Records excerpted from a collection
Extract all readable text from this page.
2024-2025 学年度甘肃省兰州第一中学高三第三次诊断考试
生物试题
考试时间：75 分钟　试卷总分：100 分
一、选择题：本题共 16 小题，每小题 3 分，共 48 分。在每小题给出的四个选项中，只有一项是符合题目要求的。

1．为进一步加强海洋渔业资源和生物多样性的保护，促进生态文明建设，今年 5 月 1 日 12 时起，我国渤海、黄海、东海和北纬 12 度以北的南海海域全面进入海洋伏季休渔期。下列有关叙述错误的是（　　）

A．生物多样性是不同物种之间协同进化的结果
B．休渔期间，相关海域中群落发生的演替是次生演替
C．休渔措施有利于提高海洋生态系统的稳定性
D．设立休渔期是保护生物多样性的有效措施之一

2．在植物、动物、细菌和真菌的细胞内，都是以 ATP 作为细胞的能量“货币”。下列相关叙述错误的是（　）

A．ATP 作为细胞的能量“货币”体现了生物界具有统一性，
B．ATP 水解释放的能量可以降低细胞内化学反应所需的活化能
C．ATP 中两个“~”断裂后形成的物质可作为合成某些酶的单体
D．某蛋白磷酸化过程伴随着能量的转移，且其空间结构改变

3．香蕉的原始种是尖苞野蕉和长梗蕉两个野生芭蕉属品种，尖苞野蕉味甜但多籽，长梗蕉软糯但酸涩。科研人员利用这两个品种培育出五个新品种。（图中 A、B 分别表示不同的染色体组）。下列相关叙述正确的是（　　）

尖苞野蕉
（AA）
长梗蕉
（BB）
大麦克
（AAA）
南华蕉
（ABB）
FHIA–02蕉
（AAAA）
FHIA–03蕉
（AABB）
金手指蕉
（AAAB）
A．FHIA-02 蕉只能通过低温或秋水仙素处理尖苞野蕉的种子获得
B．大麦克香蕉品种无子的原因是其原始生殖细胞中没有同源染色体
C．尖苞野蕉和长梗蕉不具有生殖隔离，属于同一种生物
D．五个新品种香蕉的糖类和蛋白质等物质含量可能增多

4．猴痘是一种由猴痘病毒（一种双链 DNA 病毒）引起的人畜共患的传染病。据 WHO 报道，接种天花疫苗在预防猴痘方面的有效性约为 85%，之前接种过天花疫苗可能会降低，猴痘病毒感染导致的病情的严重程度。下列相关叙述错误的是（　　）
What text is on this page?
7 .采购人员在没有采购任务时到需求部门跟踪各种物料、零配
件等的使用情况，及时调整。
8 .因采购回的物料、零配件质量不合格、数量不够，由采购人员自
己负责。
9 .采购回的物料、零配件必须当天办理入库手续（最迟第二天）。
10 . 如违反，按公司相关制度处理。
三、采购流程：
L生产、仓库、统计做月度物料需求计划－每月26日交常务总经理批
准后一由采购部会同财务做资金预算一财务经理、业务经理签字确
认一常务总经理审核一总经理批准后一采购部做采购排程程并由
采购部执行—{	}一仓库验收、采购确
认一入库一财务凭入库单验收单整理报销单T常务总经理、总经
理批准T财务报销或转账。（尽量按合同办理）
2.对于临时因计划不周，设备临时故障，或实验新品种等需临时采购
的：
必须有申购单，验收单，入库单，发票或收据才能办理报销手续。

### [GOAL]
Go back to the listing above and please repeat it exactly.

### [OUTPUT FOR THIS EXERCISE]
Extract all readable text from this page.
2024-2025 学年度甘肃省兰州第一中学高三第三次诊断考试
生物试题
考试时间：75 分钟　试卷总分：100 分
一、选择题：本题共 16 小题，每小题 3 分，共 48 分。在每小题给出的四个选项中，只有一项是符合题目要求的。

1．为进一步加强海洋渔业资源和生物多样性的保护，促进生态文明建设，今年 5 月 1 日 12 时起，我国渤海、黄海、东海和北纬 12 度以北的南海海域全面进入海洋伏季休渔期。下列有关叙述错误的是（　　）

A．生物多样性是不同物种之间协同进化的结果
B．休渔期间，相关海域中群落发生的演替是次生演替
C．休渔措施有利于提高海洋生态系统的稳定性
D．设立休渔期是保护生物多样性的有效措施之一

2．在植物、动物、细菌和真菌的细胞内，都是以 ATP 作为细胞的能量“货币”。下列相关叙述错误的是（　）

A．ATP 作为细胞的能量“货币”体现了生物界具有统一性，
B．ATP 水解释放的能量可以降低细胞内化学反应所需的活化能
C．ATP 中两个“~”断裂后形成的物质可作为合成某些酶的单体
D．某蛋白磷酸化过程伴随着能量的转移，且其空间结构改变

3．香蕉的原始种是尖苞野蕉和长梗蕉两个野生芭蕉属品种，尖苞野蕉味甜但多籽，长梗蕉软糯但酸涩。科研人员利用这两个品种培育出五个新品种。（图中 A、B 分别表示不同的染色体组）。下列相关叙述正确的是（　　）

尖苞野蕉
（AA）
长梗蕉
（BB）
大麦克
（AAA）
南华蕉
（ABB）
FHIA–02蕉
（AAAA）
FHIA–03蕉
（AABB）
金手指蕉
（AAAB）
A．FHIA-02 蕉只能通过低温或秋水仙素处理尖苞野蕉的种子获得
B．大麦克香蕉品种无子的原因是其原始生殖细胞中没有同源染色体
C．尖苞野蕉和长梗蕉不具有生殖隔离，属于同一种生物
D．五个新品种香蕉的糖类和蛋白质等物质含量可能增多

4．猴痘是一种由猴痘病毒（一种双链 DNA 病毒）引起的人畜共患的传染病。据 WHO 报道，接种天花疫苗在预防猴痘方面的有效性约为 85%，之前接种过天花疫苗可能会降低，猴痘病毒感染导致的病情的严重程度。下列相关叙述错误的是（　　）
What text is on this page?
7 .采购人员在没有采购任务时到需求部门跟踪各种物料、零配
件等的使用情况，及时调整。
8 .因采购回的物料、零配件质量不合格、数量不够，由采购人员自
己负责。
9 .采购回的物料、零配件必须当天办理入库手续（最迟第二天）。
10 . 如违反，按公司相关制度处理。
三、采购流程：
L生产、仓库、统计做月度物料需求计划－每月26日交常务总经理批
准后一由采购部会同财务做资金预算一财务经理、业务经理签字确
认一常务总经理审核一总经理批准后一采购部做采购排程程并由
采购部执行—{	}一仓库验收、采购确
认一入库一财务凭入库单验收单整理报销单T常务总经理、总经
理批准T财务报销或转账。（尽量按合同办理）
2.对于临时因计划不周，设备临时故障，或实验新品种等需临时采购
的：
必须有申购单，验收单，入库单，发票或收据才能办理报销手续。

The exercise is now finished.